[Extracted data entries]
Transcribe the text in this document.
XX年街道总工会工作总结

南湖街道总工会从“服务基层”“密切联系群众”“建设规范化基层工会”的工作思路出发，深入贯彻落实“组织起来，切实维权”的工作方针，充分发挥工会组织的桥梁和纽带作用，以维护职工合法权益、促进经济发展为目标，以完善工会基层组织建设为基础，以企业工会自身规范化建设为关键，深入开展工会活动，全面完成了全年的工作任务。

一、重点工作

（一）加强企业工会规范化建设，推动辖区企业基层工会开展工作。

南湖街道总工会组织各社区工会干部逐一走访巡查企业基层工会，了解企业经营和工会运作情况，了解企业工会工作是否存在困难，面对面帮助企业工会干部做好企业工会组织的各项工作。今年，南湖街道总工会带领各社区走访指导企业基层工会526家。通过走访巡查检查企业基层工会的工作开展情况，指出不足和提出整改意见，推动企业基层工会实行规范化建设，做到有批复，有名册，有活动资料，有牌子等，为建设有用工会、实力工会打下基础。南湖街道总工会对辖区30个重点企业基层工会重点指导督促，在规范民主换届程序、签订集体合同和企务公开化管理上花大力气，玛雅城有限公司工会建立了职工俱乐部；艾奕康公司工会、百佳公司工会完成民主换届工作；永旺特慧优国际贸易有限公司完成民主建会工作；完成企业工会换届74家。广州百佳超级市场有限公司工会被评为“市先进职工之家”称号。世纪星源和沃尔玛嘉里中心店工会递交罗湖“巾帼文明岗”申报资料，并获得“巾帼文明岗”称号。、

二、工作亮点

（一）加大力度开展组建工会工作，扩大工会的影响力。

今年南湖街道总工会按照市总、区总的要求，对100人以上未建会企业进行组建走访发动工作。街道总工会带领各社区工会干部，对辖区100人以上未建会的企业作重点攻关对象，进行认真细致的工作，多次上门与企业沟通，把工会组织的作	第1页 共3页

*What you should do*:
Write out the whole listing again. Match it word for word.

*Task result*:
Transcribe the text in this document.
XX年街道总工会工作总结

南湖街道总工会从“服务基层”“密切联系群众”“建设规范化基层工会”的工作思路出发，深入贯彻落实“组织起来，切实维权”的工作方针，充分发挥工会组织的桥梁和纽带作用，以维护职工合法权益、促进经济发展为目标，以完善工会基层组织建设为基础，以企业工会自身规范化建设为关键，深入开展工会活动，全面完成了全年的工作任务。

一、重点工作

（一）加强企业工会规范化建设，推动辖区企业基层工会开展工作。

南湖街道总工会组织各社区工会干部逐一走访巡查企业基层工会，了解企业经营和工会运作情况，了解企业工会工作是否存在困难，面对面帮助企业工会干部做好企业工会组织的各项工作。今年，南湖街道总工会带领各社区走访指导企业基层工会526家。通过走访巡查检查企业基层工会的工作开展情况，指出不足和提出整改意见，推动企业基层工会实行规范化建设，做到有批复，有名册，有活动资料，有牌子等，为建设有用工会、实力工会打下基础。南湖街道总工会对辖区30个重点企业基层工会重点指导督促，在规范民主换届程序、签订集体合同和企务公开化管理上花大力气，玛雅城有限公司工会建立了职工俱乐部；艾奕康公司工会、百佳公司工会完成民主换届工作；永旺特慧优国际贸易有限公司完成民主建会工作；完成企业工会换届74家。广州百佳超级市场有限公司工会被评为“市先进职工之家”称号。世纪星源和沃尔玛嘉里中心店工会递交罗湖“巾帼文明岗”申报资料，并获得“巾帼文明岗”称号。、

二、工作亮点

（一）加大力度开展组建工会工作，扩大工会的影响力。

今年南湖街道总工会按照市总、区总的要求，对100人以上未建会企业进行组建走访发动工作。街道总工会带领各社区工会干部，对辖区100人以上未建会的企业作重点攻关对象，进行认真细致的工作，多次上门与企业沟通，把工会组织的作	第1页 共3页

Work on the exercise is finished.